— WRITTEN TASK —
Copy each line where the word "that" occurs.

--- start of ENTRIES ---

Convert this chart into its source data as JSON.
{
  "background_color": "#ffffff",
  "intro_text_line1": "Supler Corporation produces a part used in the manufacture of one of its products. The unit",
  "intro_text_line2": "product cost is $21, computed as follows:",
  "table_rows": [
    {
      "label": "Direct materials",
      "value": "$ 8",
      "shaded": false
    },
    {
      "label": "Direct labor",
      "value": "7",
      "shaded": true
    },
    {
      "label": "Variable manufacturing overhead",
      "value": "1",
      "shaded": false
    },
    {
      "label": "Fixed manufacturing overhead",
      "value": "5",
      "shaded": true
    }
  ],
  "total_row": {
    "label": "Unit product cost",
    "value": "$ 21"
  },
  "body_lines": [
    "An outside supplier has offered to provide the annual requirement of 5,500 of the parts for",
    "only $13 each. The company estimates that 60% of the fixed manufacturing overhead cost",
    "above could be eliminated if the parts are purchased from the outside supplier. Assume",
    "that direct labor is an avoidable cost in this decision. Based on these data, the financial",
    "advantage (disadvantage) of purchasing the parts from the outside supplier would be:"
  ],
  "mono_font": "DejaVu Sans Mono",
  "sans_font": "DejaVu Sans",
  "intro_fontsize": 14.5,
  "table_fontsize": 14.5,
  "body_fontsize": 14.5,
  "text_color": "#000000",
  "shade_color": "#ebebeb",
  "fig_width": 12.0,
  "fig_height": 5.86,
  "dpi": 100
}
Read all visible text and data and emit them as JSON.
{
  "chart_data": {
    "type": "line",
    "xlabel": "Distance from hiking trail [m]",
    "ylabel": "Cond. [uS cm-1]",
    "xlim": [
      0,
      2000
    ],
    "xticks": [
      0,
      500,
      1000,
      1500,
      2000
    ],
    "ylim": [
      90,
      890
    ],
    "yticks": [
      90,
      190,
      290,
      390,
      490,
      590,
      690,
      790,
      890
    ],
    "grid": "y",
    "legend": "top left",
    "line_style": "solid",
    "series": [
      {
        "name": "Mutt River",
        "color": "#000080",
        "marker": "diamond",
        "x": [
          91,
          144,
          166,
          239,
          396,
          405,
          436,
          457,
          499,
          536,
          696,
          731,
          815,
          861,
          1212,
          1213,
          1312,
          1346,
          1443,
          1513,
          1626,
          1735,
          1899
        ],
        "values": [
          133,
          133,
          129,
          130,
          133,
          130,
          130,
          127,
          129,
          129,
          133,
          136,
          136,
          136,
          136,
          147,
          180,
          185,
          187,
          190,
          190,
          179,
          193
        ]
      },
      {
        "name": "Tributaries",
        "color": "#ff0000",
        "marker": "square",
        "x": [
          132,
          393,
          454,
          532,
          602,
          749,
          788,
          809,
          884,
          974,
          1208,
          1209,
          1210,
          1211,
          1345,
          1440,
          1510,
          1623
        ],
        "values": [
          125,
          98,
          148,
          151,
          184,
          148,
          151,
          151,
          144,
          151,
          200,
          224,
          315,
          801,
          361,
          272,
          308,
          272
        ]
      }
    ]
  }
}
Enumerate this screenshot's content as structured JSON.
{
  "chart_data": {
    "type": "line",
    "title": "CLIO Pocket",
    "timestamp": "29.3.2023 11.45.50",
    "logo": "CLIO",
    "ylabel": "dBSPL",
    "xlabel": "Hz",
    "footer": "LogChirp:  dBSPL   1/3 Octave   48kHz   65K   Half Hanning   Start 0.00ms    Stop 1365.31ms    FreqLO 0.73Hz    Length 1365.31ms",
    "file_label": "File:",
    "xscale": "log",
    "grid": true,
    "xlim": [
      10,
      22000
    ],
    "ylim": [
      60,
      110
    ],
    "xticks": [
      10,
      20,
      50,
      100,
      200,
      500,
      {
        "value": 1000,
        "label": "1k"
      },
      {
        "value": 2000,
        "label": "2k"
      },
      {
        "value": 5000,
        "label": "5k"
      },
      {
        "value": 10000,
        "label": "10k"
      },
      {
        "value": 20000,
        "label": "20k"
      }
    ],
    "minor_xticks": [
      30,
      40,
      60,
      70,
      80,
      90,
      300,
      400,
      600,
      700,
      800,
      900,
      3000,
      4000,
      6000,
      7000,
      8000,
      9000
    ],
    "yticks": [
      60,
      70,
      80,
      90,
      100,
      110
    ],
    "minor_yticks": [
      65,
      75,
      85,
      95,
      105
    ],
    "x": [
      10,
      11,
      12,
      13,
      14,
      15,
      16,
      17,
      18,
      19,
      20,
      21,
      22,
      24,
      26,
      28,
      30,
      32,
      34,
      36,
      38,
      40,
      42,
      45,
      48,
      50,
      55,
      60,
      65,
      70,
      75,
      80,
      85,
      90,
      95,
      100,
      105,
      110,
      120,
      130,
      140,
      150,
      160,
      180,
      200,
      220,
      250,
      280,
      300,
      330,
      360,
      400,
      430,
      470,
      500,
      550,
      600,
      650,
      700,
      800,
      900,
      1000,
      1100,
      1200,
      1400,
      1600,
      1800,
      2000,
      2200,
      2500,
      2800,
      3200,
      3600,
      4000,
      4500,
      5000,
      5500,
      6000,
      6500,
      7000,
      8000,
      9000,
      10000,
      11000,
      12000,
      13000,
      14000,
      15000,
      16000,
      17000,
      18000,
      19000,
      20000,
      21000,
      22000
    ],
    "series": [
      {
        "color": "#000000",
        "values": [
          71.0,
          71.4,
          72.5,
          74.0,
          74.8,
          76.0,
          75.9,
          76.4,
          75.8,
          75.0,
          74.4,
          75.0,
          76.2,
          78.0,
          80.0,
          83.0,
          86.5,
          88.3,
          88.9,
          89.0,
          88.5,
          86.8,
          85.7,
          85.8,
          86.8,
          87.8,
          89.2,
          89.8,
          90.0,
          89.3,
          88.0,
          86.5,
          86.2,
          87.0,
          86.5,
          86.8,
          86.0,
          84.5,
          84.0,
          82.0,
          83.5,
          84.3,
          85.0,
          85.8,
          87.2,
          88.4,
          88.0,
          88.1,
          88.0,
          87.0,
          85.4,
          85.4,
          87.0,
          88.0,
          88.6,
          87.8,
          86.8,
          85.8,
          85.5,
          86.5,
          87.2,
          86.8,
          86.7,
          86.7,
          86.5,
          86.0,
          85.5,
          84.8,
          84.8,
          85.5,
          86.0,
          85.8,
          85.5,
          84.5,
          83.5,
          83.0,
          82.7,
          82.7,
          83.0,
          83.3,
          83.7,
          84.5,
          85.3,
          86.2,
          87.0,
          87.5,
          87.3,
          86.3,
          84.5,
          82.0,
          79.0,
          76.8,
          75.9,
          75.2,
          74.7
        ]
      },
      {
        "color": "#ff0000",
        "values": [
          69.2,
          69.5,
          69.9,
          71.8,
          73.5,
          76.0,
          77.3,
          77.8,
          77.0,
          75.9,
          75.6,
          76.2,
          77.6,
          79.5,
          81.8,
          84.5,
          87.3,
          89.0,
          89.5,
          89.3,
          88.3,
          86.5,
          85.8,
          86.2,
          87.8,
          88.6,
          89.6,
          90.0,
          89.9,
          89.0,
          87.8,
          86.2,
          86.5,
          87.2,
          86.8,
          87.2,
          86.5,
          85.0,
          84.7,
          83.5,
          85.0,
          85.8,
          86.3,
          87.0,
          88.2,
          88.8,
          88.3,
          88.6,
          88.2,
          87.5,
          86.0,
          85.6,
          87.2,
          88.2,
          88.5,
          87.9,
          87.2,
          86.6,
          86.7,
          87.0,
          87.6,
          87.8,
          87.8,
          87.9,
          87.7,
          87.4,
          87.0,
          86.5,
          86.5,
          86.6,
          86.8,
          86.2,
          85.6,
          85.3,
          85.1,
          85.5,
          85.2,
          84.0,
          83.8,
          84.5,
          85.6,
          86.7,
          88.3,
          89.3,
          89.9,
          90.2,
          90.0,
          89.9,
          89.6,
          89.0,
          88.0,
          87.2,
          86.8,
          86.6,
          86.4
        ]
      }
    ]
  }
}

--- end of ENTRIES ---

— SOLUTION TO THE PROBLEM —
    "only $13 each. The company estimates that 60% of the fixed manufacturing overhead cost",
    "that direct labor is an avoidable cost in this decision. Based on these data, the financial",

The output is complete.